- _Exercise instructions_: Transcribe the records that follow, preserving every word.

──────────

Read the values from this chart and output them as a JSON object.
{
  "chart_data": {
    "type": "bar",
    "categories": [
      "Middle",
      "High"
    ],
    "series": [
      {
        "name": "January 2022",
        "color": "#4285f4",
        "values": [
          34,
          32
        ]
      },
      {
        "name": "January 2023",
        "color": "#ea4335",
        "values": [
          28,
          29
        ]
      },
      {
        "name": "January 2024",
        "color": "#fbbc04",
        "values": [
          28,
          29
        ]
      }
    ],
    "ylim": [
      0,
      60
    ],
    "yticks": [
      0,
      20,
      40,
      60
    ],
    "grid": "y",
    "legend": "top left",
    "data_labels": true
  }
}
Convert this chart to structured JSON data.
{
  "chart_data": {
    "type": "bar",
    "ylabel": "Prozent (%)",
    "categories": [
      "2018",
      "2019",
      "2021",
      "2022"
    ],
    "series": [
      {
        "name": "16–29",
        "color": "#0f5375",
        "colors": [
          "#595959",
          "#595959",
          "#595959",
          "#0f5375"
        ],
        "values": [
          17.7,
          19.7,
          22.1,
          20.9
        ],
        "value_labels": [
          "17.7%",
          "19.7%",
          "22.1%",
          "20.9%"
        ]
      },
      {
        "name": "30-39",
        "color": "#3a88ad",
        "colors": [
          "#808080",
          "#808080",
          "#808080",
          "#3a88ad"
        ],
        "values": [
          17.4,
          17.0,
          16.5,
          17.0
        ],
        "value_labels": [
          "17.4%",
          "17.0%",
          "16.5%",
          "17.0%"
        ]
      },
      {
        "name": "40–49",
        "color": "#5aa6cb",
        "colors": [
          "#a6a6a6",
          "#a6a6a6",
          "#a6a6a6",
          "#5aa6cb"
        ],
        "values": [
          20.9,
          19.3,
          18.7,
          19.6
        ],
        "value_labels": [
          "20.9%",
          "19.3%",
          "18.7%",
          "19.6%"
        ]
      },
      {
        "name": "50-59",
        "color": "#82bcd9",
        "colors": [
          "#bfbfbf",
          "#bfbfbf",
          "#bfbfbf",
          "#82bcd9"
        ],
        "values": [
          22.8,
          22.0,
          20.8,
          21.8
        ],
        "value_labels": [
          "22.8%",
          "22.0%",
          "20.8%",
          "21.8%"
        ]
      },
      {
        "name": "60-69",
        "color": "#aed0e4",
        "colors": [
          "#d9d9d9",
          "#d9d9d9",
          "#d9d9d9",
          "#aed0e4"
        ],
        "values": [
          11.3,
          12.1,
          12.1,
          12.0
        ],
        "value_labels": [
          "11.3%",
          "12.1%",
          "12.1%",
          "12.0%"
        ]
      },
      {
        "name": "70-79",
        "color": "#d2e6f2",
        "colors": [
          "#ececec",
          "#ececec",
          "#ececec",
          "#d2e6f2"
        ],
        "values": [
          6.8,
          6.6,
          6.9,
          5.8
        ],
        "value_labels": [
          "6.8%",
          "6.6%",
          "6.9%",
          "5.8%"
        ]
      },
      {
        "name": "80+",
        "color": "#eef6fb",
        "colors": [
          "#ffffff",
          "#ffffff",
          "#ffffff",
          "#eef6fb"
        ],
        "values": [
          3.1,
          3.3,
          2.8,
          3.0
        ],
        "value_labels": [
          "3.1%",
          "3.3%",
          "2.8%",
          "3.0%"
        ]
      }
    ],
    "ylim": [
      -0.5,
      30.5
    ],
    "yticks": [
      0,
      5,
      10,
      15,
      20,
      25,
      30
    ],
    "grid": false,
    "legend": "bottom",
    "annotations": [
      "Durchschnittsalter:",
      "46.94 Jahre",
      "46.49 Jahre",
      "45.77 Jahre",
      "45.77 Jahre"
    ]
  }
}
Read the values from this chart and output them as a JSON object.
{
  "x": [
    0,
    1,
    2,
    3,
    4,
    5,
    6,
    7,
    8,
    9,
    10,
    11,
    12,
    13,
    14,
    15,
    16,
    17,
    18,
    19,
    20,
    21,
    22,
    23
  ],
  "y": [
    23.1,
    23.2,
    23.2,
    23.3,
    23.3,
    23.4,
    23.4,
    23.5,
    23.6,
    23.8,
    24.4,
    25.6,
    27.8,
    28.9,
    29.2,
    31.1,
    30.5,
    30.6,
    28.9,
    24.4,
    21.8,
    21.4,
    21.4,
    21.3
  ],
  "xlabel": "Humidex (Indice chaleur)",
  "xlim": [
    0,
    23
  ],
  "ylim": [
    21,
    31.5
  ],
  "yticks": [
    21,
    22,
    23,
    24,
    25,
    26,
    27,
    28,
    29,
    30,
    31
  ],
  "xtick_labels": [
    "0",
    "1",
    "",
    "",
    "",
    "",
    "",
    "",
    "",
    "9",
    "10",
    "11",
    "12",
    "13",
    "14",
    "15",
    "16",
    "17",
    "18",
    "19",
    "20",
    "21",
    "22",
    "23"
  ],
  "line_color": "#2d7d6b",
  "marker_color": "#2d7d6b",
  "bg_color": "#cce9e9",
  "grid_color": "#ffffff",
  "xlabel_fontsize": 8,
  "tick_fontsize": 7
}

──────────

- _Result of the exercise_:
Read the values from this chart and output them as a JSON object.
{
  "chart_data": {
    "type": "bar",
    "categories": [
      "Middle",
      "High"
    ],
    "series": [
      {
        "name": "January 2022",
        "color": "#4285f4",
        "values": [
          34,
          32
        ]
      },
      {
        "name": "January 2023",
        "color": "#ea4335",
        "values": [
          28,
          29
        ]
      },
      {
        "name": "January 2024",
        "color": "#fbbc04",
        "values": [
          28,
          29
        ]
      }
    ],
    "ylim": [
      0,
      60
    ],
    "yticks": [
      0,
      20,
      40,
      60
    ],
    "grid": "y",
    "legend": "top left",
    "data_labels": true
  }
}
Convert this chart to structured JSON data.
{
  "chart_data": {
    "type": "bar",
    "ylabel": "Prozent (%)",
    "categories": [
      "2018",
      "2019",
      "2021",
      "2022"
    ],
    "series": [
      {
        "name": "16–29",
        "color": "#0f5375",
        "colors": [
          "#595959",
          "#595959",
          "#595959",
          "#0f5375"
        ],
        "values": [
          17.7,
          19.7,
          22.1,
          20.9
        ],
        "value_labels": [
          "17.7%",
          "19.7%",
          "22.1%",
          "20.9%"
        ]
      },
      {
        "name": "30-39",
        "color": "#3a88ad",
        "colors": [
          "#808080",
          "#808080",
          "#808080",
          "#3a88ad"
        ],
        "values": [
          17.4,
          17.0,
          16.5,
          17.0
        ],
        "value_labels": [
          "17.4%",
          "17.0%",
          "16.5%",
          "17.0%"
        ]
      },
      {
        "name": "40–49",
        "color": "#5aa6cb",
        "colors": [
          "#a6a6a6",
          "#a6a6a6",
          "#a6a6a6",
          "#5aa6cb"
        ],
        "values": [
          20.9,
          19.3,
          18.7,
          19.6
        ],
        "value_labels": [
          "20.9%",
          "19.3%",
          "18.7%",
          "19.6%"
        ]
      },
      {
        "name": "50-59",
        "color": "#82bcd9",
        "colors": [
          "#bfbfbf",
          "#bfbfbf",
          "#bfbfbf",
          "#82bcd9"
        ],
        "values": [
          22.8,
          22.0,
          20.8,
          21.8
        ],
        "value_labels": [
          "22.8%",
          "22.0%",
          "20.8%",
          "21.8%"
        ]
      },
      {
        "name": "60-69",
        "color": "#aed0e4",
        "colors": [
          "#d9d9d9",
          "#d9d9d9",
          "#d9d9d9",
          "#aed0e4"
        ],
        "values": [
          11.3,
          12.1,
          12.1,
          12.0
        ],
        "value_labels": [
          "11.3%",
          "12.1%",
          "12.1%",
          "12.0%"
        ]
      },
      {
        "name": "70-79",
        "color": "#d2e6f2",
        "colors": [
          "#ececec",
          "#ececec",
          "#ececec",
          "#d2e6f2"
        ],
        "values": [
          6.8,
          6.6,
          6.9,
          5.8
        ],
        "value_labels": [
          "6.8%",
          "6.6%",
          "6.9%",
          "5.8%"
        ]
      },
      {
        "name": "80+",
        "color": "#eef6fb",
        "colors": [
          "#ffffff",
          "#ffffff",
          "#ffffff",
          "#eef6fb"
        ],
        "values": [
          3.1,
          3.3,
          2.8,
          3.0
        ],
        "value_labels": [
          "3.1%",
          "3.3%",
          "2.8%",
          "3.0%"
        ]
      }
    ],
    "ylim": [
      -0.5,
      30.5
    ],
    "yticks": [
      0,
      5,
      10,
      15,
      20,
      25,
      30
    ],
    "grid": false,
    "legend": "bottom",
    "annotations": [
      "Durchschnittsalter:",
      "46.94 Jahre",
      "46.49 Jahre",
      "45.77 Jahre",
      "45.77 Jahre"
    ]
  }
}
Read the values from this chart and output them as a JSON object.
{
  "x": [
    0,
    1,
    2,
    3,
    4,
    5,
    6,
    7,
    8,
    9,
    10,
    11,
    12,
    13,
    14,
    15,
    16,
    17,
    18,
    19,
    20,
    21,
    22,
    23
  ],
  "y": [
    23.1,
    23.2,
    23.2,
    23.3,
    23.3,
    23.4,
    23.4,
    23.5,
    23.6,
    23.8,
    24.4,
    25.6,
    27.8,
    28.9,
    29.2,
    31.1,
    30.5,
    30.6,
    28.9,
    24.4,
    21.8,
    21.4,
    21.4,
    21.3
  ],
  "xlabel": "Humidex (Indice chaleur)",
  "xlim": [
    0,
    23
  ],
  "ylim": [
    21,
    31.5
  ],
  "yticks": [
    21,
    22,
    23,
    24,
    25,
    26,
    27,
    28,
    29,
    30,
    31
  ],
  "xtick_labels": [
    "0",
    "1",
    "",
    "",
    "",
    "",
    "",
    "",
    "",
    "9",
    "10",
    "11",
    "12",
    "13",
    "14",
    "15",
    "16",
    "17",
    "18",
    "19",
    "20",
    "21",
    "22",
    "23"
  ],
  "line_color": "#2d7d6b",
  "marker_color": "#2d7d6b",
  "bg_color": "#cce9e9",
  "grid_color": "#ffffff",
  "xlabel_fontsize": 8,
  "tick_fontsize": 7
}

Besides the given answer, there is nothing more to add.